#### PROBLEM:
Go through the entries below and count the lines holding the word "text". Reply with only the number, please.

_ _ _ _ _

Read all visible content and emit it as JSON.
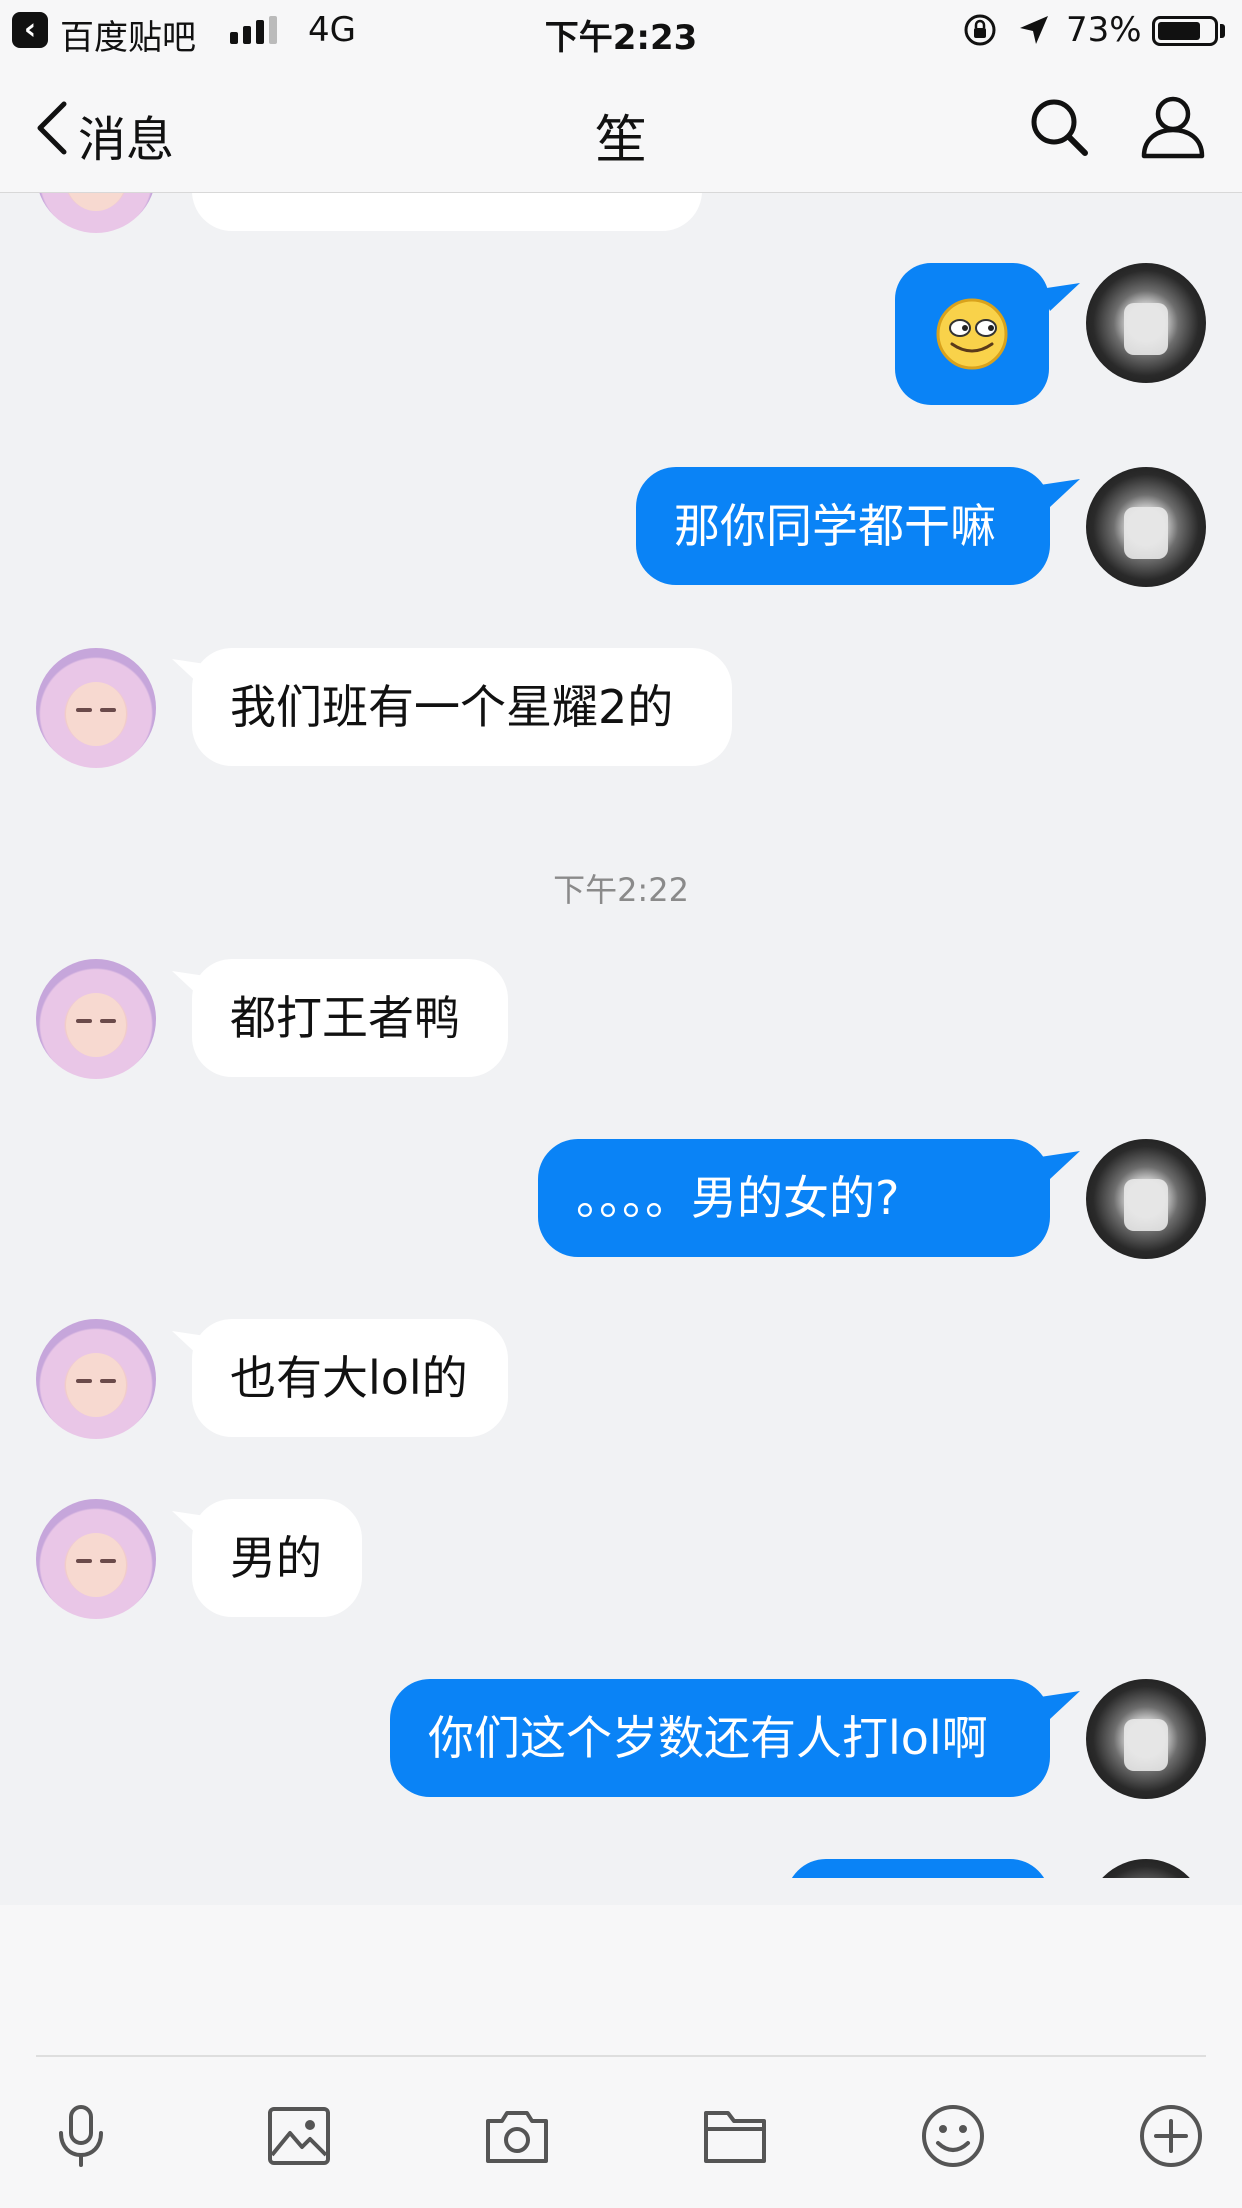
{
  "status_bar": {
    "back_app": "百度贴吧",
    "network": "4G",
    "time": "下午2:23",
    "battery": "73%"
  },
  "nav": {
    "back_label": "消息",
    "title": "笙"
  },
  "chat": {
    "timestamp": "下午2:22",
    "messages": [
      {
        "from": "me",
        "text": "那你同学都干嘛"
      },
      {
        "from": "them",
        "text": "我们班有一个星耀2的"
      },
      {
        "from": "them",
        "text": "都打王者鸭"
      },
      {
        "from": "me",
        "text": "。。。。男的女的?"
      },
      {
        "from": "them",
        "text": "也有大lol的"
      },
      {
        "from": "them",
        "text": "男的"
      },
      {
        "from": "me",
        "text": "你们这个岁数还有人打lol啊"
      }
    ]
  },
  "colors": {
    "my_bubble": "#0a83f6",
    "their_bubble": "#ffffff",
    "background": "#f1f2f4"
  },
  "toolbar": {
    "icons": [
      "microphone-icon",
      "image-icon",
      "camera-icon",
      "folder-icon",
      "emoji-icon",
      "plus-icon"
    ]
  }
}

_ _ _ _ _

#### WRITTEN ANSWER:
7